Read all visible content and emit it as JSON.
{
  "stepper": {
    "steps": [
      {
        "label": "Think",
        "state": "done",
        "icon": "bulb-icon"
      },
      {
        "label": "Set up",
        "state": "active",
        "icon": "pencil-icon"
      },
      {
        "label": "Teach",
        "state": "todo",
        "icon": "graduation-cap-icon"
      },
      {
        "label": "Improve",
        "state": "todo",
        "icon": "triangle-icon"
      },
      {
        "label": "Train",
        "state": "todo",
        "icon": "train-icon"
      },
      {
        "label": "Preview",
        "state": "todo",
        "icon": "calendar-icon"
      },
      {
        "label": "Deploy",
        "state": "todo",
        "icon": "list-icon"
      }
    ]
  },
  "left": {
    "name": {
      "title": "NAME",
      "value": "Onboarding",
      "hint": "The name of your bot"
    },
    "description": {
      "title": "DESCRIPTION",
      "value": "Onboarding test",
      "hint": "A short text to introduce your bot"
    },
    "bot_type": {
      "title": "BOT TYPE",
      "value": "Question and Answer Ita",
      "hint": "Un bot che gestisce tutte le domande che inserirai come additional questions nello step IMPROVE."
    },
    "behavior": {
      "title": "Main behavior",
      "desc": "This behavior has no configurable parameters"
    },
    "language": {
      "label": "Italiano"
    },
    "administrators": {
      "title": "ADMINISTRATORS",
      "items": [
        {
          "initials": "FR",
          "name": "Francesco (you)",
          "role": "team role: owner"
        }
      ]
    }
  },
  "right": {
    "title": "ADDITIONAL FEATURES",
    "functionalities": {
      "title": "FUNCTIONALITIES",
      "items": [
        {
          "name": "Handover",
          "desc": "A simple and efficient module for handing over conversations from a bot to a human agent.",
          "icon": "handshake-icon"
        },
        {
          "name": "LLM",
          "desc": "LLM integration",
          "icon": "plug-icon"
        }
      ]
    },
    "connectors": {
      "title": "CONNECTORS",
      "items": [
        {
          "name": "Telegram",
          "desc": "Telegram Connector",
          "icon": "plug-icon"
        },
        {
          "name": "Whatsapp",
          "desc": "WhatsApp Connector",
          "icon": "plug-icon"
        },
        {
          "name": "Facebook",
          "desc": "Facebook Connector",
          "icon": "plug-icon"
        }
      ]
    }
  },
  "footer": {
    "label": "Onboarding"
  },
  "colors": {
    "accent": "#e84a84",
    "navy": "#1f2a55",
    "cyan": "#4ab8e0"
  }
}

### Exercise objective
Identify every line where the string "Telegram" appears.

### Written response
          "name": "Telegram",
          "desc": "Telegram Connector",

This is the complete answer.